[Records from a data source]
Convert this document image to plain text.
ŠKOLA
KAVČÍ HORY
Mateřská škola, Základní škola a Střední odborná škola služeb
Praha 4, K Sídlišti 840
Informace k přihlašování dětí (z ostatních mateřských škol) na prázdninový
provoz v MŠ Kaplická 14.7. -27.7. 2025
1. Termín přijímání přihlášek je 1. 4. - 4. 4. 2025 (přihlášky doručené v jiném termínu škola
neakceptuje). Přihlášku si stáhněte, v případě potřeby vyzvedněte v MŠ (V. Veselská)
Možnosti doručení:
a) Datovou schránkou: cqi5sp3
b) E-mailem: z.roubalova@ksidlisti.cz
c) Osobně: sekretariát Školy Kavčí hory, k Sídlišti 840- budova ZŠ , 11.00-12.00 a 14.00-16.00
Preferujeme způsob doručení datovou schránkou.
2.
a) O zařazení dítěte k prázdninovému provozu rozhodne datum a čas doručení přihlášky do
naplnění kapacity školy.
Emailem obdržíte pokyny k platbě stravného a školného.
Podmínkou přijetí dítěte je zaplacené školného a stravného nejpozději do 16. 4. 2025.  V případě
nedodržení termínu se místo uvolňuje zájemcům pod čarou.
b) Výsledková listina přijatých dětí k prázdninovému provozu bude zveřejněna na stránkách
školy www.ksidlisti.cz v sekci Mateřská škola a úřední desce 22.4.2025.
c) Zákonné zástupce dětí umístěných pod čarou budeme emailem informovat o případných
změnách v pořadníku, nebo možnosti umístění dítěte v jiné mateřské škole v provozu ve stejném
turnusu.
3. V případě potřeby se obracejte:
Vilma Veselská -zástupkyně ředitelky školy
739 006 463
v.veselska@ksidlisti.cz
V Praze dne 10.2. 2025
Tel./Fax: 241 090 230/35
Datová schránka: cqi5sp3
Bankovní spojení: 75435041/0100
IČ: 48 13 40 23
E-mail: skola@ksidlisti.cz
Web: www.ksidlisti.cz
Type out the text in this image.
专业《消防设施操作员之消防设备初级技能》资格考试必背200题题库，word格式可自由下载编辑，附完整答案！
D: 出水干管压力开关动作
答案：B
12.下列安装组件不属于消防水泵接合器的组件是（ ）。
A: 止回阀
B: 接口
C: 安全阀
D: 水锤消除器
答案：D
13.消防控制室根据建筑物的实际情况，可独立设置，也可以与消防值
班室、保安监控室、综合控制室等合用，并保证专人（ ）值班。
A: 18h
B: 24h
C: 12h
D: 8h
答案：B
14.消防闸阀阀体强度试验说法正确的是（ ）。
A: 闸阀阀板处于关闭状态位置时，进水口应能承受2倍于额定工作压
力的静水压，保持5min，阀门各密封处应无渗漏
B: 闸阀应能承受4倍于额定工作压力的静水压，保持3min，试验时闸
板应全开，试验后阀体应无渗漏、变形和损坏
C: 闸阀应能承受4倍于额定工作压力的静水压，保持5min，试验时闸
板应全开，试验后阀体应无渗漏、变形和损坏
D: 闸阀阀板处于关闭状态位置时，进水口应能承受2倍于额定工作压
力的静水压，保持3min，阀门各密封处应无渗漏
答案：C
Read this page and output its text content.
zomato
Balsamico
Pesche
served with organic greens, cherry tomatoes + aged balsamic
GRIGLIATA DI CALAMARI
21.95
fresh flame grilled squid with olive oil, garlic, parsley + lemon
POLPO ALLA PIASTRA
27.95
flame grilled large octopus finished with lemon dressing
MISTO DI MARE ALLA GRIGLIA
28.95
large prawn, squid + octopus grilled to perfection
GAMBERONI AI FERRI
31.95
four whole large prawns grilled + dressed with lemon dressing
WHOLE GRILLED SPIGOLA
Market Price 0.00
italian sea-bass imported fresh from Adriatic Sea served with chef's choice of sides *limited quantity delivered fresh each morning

**Given request:** Nothing in the listing may be changed; retype it all exactly.

**Complete answer:**
Convert this document image to plain text.
ŠKOLA
KAVČÍ HORY
Mateřská škola, Základní škola a Střední odborná škola služeb
Praha 4, K Sídlišti 840
Informace k přihlašování dětí (z ostatních mateřských škol) na prázdninový
provoz v MŠ Kaplická 14.7. -27.7. 2025
1. Termín přijímání přihlášek je 1. 4. - 4. 4. 2025 (přihlášky doručené v jiném termínu škola
neakceptuje). Přihlášku si stáhněte, v případě potřeby vyzvedněte v MŠ (V. Veselská)
Možnosti doručení:
a) Datovou schránkou: cqi5sp3
b) E-mailem: z.roubalova@ksidlisti.cz
c) Osobně: sekretariát Školy Kavčí hory, k Sídlišti 840- budova ZŠ , 11.00-12.00 a 14.00-16.00
Preferujeme způsob doručení datovou schránkou.
2.
a) O zařazení dítěte k prázdninovému provozu rozhodne datum a čas doručení přihlášky do
naplnění kapacity školy.
Emailem obdržíte pokyny k platbě stravného a školného.
Podmínkou přijetí dítěte je zaplacené školného a stravného nejpozději do 16. 4. 2025.  V případě
nedodržení termínu se místo uvolňuje zájemcům pod čarou.
b) Výsledková listina přijatých dětí k prázdninovému provozu bude zveřejněna na stránkách
školy www.ksidlisti.cz v sekci Mateřská škola a úřední desce 22.4.2025.
c) Zákonné zástupce dětí umístěných pod čarou budeme emailem informovat o případných
změnách v pořadníku, nebo možnosti umístění dítěte v jiné mateřské škole v provozu ve stejném
turnusu.
3. V případě potřeby se obracejte:
Vilma Veselská -zástupkyně ředitelky školy
739 006 463
v.veselska@ksidlisti.cz
V Praze dne 10.2. 2025
Tel./Fax: 241 090 230/35
Datová schránka: cqi5sp3
Bankovní spojení: 75435041/0100
IČ: 48 13 40 23
E-mail: skola@ksidlisti.cz
Web: www.ksidlisti.cz
Type out the text in this image.
专业《消防设施操作员之消防设备初级技能》资格考试必背200题题库，word格式可自由下载编辑，附完整答案！
D: 出水干管压力开关动作
答案：B
12.下列安装组件不属于消防水泵接合器的组件是（ ）。
A: 止回阀
B: 接口
C: 安全阀
D: 水锤消除器
答案：D
13.消防控制室根据建筑物的实际情况，可独立设置，也可以与消防值
班室、保安监控室、综合控制室等合用，并保证专人（ ）值班。
A: 18h
B: 24h
C: 12h
D: 8h
答案：B
14.消防闸阀阀体强度试验说法正确的是（ ）。
A: 闸阀阀板处于关闭状态位置时，进水口应能承受2倍于额定工作压
力的静水压，保持5min，阀门各密封处应无渗漏
B: 闸阀应能承受4倍于额定工作压力的静水压，保持3min，试验时闸
板应全开，试验后阀体应无渗漏、变形和损坏
C: 闸阀应能承受4倍于额定工作压力的静水压，保持5min，试验时闸
板应全开，试验后阀体应无渗漏、变形和损坏
D: 闸阀阀板处于关闭状态位置时，进水口应能承受2倍于额定工作压
力的静水压，保持3min，阀门各密封处应无渗漏
答案：C
Read this page and output its text content.
zomato
Balsamico
Pesche
served with organic greens, cherry tomatoes + aged balsamic
GRIGLIATA DI CALAMARI
21.95
fresh flame grilled squid with olive oil, garlic, parsley + lemon
POLPO ALLA PIASTRA
27.95
flame grilled large octopus finished with lemon dressing
MISTO DI MARE ALLA GRIGLIA
28.95
large prawn, squid + octopus grilled to perfection
GAMBERONI AI FERRI
31.95
four whole large prawns grilled + dressed with lemon dressing
WHOLE GRILLED SPIGOLA
Market Price 0.00
italian sea-bass imported fresh from Adriatic Sea served with chef's choice of sides *limited quantity delivered fresh each morning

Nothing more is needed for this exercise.